### Collection entries
┄┄┄┄┄┄┄┄┄┄┄┄┄┄┄┄┄┄┄┄

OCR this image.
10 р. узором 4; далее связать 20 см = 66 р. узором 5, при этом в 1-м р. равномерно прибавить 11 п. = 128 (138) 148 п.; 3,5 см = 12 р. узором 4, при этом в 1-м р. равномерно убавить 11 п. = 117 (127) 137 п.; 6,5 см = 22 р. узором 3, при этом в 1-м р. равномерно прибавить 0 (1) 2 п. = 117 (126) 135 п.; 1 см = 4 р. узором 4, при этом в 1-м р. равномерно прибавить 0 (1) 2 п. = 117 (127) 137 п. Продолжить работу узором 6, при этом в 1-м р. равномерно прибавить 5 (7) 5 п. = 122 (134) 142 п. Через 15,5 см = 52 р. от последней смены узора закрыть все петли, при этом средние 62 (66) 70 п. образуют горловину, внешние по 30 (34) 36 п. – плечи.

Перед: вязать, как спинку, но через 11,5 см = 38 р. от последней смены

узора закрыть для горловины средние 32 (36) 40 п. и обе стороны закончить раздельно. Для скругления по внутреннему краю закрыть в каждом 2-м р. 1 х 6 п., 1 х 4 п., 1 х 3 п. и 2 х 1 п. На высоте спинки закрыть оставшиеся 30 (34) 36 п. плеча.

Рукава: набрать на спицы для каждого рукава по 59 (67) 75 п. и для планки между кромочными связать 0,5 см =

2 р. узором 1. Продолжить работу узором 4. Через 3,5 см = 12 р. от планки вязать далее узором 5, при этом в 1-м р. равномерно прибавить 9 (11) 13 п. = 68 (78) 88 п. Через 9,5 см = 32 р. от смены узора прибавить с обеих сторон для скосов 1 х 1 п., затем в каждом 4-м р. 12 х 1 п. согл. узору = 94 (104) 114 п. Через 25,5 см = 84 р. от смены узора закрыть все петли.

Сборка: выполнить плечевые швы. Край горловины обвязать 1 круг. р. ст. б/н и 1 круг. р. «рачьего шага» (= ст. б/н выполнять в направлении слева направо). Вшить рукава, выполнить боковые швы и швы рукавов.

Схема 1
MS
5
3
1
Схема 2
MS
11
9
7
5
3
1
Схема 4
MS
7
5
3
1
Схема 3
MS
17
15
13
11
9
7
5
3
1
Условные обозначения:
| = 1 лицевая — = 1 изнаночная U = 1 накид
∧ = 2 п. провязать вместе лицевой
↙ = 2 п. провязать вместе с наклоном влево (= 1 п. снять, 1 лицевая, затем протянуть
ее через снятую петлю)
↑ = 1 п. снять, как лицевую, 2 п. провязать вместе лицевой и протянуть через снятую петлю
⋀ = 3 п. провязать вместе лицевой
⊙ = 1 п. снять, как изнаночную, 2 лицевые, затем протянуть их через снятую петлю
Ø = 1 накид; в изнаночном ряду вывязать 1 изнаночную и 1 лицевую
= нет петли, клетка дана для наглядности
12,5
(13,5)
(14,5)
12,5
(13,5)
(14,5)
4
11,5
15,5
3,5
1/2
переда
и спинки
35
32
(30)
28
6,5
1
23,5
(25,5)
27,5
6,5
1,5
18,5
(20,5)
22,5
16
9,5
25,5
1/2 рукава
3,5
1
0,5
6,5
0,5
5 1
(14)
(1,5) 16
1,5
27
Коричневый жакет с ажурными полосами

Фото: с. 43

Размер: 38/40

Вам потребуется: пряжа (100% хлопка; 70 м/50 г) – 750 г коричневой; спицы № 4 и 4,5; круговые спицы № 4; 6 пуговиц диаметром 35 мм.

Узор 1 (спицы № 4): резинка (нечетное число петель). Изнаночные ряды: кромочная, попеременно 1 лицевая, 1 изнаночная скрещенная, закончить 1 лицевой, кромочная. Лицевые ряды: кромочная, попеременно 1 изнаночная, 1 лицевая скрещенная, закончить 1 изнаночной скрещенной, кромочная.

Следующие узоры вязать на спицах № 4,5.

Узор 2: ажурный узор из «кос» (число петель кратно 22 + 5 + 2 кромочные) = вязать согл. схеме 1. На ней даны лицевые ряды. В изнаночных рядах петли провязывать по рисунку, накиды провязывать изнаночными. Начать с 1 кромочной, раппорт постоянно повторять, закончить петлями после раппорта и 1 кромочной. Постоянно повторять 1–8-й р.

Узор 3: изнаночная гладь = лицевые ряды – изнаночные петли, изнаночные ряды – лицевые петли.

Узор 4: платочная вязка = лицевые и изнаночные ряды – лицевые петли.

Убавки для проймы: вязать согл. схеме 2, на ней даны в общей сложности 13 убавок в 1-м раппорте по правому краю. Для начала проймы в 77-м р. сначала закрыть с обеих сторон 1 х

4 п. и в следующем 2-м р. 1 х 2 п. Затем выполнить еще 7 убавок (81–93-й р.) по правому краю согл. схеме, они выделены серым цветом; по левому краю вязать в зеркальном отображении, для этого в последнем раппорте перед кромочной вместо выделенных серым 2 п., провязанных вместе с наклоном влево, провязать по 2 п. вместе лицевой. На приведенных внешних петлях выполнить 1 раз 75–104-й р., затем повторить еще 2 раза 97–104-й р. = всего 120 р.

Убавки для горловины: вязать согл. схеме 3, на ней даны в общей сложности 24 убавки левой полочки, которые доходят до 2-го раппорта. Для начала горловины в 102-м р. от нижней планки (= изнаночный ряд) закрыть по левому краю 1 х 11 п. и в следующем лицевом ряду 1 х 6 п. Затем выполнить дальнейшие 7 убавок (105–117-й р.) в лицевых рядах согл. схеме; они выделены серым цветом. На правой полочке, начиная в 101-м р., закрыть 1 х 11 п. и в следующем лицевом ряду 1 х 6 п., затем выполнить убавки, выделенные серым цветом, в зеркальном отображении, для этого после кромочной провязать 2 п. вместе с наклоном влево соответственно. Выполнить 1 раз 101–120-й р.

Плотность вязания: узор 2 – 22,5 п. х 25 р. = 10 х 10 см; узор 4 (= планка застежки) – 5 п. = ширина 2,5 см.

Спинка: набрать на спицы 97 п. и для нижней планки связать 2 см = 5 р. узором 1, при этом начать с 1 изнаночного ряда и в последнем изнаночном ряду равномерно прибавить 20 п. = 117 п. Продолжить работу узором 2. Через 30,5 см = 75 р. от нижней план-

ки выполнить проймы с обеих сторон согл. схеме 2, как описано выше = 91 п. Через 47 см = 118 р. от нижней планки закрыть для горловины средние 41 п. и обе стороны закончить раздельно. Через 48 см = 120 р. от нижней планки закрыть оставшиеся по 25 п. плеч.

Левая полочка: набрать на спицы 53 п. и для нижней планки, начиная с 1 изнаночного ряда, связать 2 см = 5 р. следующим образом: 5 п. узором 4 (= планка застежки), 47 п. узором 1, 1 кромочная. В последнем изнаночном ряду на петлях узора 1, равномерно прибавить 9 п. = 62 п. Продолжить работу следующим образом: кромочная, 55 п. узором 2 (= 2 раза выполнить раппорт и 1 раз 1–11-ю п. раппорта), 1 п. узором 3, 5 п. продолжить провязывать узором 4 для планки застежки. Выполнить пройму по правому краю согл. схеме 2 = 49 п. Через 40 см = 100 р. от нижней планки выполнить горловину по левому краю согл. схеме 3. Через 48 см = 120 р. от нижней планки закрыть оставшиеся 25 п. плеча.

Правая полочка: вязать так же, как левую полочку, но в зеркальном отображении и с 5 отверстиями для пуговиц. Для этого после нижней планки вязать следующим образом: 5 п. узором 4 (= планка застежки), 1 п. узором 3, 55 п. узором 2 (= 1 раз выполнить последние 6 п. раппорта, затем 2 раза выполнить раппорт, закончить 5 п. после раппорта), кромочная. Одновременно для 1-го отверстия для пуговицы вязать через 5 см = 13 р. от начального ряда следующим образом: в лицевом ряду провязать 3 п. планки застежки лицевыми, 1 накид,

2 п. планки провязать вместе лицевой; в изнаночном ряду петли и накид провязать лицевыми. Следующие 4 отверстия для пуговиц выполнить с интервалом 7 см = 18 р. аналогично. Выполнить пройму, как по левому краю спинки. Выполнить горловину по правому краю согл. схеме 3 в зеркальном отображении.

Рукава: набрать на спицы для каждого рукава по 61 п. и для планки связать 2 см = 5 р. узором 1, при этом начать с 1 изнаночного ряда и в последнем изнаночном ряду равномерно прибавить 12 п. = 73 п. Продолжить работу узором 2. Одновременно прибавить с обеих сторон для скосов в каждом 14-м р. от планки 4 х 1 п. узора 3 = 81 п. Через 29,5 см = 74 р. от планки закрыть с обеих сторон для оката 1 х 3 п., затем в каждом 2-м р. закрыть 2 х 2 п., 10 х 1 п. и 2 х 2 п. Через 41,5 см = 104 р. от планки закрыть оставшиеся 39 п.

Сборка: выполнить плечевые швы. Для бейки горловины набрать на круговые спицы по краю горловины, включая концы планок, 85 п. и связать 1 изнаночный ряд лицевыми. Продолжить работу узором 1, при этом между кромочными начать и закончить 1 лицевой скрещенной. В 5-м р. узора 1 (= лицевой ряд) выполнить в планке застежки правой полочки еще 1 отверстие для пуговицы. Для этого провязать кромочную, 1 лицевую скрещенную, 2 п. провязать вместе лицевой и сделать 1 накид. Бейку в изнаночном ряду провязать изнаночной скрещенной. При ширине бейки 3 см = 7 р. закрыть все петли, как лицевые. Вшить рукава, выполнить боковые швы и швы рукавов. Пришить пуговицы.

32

┄┄┄┄┄┄┄┄┄┄┄┄┄┄┄┄┄┄┄┄

### Request
Gather every line from the listing above in which the word "снятую" appears.

### Answer in full
ее через снятую петлю)
↑ = 1 п. снять, как лицевую, 2 п. провязать вместе лицевой и протянуть через снятую петлю
⊙ = 1 п. снять, как изнаночную, 2 лицевые, затем протянуть их через снятую петлю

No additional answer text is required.